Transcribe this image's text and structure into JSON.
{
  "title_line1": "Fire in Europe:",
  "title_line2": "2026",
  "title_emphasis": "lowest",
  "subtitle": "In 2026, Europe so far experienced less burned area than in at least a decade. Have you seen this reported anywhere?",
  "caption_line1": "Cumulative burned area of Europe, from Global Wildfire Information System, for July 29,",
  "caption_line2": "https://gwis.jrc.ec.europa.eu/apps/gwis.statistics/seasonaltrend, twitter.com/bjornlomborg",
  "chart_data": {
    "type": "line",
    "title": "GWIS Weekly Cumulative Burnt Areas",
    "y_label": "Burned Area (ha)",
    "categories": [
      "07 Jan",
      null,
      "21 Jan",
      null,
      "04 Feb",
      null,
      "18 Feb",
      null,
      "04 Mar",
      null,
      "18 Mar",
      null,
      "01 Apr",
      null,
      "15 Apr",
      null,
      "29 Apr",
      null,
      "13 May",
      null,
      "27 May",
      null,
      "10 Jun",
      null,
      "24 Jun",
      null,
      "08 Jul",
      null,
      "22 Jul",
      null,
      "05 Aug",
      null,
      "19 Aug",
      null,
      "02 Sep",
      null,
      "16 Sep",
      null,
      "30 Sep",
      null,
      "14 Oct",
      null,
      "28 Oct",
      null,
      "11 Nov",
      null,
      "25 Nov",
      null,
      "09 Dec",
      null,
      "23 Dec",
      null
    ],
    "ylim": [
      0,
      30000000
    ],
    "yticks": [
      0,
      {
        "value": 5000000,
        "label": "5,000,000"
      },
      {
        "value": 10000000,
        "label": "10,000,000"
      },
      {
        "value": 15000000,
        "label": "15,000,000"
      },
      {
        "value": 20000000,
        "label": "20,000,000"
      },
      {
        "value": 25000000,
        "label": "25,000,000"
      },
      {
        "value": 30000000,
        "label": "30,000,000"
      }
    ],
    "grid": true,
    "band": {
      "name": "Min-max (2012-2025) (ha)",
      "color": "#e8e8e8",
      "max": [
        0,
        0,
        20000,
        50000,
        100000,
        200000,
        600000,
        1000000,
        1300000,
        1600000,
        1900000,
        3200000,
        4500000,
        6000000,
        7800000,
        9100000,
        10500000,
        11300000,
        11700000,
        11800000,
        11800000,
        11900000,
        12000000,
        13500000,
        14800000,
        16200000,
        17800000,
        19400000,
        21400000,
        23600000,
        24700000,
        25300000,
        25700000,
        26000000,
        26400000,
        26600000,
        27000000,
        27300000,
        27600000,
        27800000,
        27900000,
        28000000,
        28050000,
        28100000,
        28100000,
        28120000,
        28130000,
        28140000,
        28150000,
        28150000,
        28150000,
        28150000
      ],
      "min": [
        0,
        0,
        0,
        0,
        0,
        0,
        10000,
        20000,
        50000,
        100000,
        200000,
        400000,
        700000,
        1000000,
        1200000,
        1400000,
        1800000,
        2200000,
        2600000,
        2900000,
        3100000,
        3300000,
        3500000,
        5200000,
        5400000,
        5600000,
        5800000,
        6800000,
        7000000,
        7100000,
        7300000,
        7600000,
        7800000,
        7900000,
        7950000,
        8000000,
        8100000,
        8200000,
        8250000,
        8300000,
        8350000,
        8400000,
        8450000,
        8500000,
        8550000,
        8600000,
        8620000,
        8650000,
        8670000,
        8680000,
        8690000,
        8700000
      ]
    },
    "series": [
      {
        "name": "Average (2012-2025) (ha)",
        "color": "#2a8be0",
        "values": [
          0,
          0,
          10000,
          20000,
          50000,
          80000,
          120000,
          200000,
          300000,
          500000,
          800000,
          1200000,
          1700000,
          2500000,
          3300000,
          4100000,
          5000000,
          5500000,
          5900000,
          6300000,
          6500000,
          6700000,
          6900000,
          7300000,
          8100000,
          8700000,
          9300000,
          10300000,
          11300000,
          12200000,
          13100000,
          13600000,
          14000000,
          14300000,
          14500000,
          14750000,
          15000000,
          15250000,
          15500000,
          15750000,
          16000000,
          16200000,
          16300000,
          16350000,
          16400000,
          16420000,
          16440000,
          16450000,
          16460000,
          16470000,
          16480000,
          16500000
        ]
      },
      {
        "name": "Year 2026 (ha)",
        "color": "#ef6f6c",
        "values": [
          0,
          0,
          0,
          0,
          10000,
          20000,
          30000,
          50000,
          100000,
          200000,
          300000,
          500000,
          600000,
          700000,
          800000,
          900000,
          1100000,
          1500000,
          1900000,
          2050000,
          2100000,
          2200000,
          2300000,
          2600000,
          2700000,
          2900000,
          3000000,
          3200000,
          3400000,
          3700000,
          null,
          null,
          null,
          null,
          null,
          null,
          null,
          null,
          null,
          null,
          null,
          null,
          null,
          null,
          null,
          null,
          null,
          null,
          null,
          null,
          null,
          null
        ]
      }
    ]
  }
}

++++++++++

TO BE DONE ▸ Give the count of lines in the data shown above that contain "Cumulative", and nothing else.

THE COMPLETED TASK ▸ 2